(Extracts from a graphics dataset)
::::
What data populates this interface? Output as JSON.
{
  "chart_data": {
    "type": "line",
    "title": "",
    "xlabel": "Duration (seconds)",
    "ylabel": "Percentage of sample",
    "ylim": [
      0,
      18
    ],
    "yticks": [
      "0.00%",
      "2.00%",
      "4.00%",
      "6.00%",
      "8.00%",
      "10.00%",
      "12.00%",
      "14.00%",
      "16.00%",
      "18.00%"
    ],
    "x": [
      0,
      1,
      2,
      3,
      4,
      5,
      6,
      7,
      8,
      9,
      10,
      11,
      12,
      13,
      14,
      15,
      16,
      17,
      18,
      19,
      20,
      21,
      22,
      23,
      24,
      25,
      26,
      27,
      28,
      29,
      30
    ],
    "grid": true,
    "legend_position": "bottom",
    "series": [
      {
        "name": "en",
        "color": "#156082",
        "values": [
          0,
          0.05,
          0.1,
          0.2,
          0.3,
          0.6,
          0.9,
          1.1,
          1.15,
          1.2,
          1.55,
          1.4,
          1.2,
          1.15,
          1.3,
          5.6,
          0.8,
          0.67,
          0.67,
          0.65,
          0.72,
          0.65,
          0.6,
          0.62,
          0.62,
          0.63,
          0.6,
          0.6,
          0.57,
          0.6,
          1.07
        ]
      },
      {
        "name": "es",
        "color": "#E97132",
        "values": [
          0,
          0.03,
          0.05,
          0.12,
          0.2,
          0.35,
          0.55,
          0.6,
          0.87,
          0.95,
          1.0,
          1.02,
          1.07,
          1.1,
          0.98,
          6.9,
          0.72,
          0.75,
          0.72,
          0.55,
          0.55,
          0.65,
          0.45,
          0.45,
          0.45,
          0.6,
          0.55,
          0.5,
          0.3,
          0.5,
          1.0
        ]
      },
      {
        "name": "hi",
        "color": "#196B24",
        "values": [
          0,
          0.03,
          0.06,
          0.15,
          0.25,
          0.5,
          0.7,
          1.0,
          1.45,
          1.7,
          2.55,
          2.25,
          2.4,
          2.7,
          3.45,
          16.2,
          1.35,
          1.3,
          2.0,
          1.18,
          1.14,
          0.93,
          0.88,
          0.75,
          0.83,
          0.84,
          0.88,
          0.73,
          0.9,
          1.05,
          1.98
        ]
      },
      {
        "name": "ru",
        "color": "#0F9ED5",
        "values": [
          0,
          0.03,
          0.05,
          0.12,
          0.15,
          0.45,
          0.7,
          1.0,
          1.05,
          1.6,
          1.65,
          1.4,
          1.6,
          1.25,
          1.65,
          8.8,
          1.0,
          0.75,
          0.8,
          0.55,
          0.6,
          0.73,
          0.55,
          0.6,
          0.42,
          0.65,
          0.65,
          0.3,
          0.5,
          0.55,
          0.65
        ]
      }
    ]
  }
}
::::
Set down the material above again, word for word.

Answer to the exercise:
What data populates this interface? Output as JSON.
{
  "chart_data": {
    "type": "line",
    "title": "",
    "xlabel": "Duration (seconds)",
    "ylabel": "Percentage of sample",
    "ylim": [
      0,
      18
    ],
    "yticks": [
      "0.00%",
      "2.00%",
      "4.00%",
      "6.00%",
      "8.00%",
      "10.00%",
      "12.00%",
      "14.00%",
      "16.00%",
      "18.00%"
    ],
    "x": [
      0,
      1,
      2,
      3,
      4,
      5,
      6,
      7,
      8,
      9,
      10,
      11,
      12,
      13,
      14,
      15,
      16,
      17,
      18,
      19,
      20,
      21,
      22,
      23,
      24,
      25,
      26,
      27,
      28,
      29,
      30
    ],
    "grid": true,
    "legend_position": "bottom",
    "series": [
      {
        "name": "en",
        "color": "#156082",
        "values": [
          0,
          0.05,
          0.1,
          0.2,
          0.3,
          0.6,
          0.9,
          1.1,
          1.15,
          1.2,
          1.55,
          1.4,
          1.2,
          1.15,
          1.3,
          5.6,
          0.8,
          0.67,
          0.67,
          0.65,
          0.72,
          0.65,
          0.6,
          0.62,
          0.62,
          0.63,
          0.6,
          0.6,
          0.57,
          0.6,
          1.07
        ]
      },
      {
        "name": "es",
        "color": "#E97132",
        "values": [
          0,
          0.03,
          0.05,
          0.12,
          0.2,
          0.35,
          0.55,
          0.6,
          0.87,
          0.95,
          1.0,
          1.02,
          1.07,
          1.1,
          0.98,
          6.9,
          0.72,
          0.75,
          0.72,
          0.55,
          0.55,
          0.65,
          0.45,
          0.45,
          0.45,
          0.6,
          0.55,
          0.5,
          0.3,
          0.5,
          1.0
        ]
      },
      {
        "name": "hi",
        "color": "#196B24",
        "values": [
          0,
          0.03,
          0.06,
          0.15,
          0.25,
          0.5,
          0.7,
          1.0,
          1.45,
          1.7,
          2.55,
          2.25,
          2.4,
          2.7,
          3.45,
          16.2,
          1.35,
          1.3,
          2.0,
          1.18,
          1.14,
          0.93,
          0.88,
          0.75,
          0.83,
          0.84,
          0.88,
          0.73,
          0.9,
          1.05,
          1.98
        ]
      },
      {
        "name": "ru",
        "color": "#0F9ED5",
        "values": [
          0,
          0.03,
          0.05,
          0.12,
          0.15,
          0.45,
          0.7,
          1.0,
          1.05,
          1.6,
          1.65,
          1.4,
          1.6,
          1.25,
          1.65,
          8.8,
          1.0,
          0.75,
          0.8,
          0.55,
          0.6,
          0.73,
          0.55,
          0.6,
          0.42,
          0.65,
          0.65,
          0.3,
          0.5,
          0.55,
          0.65
        ]
      }
    ]
  }
}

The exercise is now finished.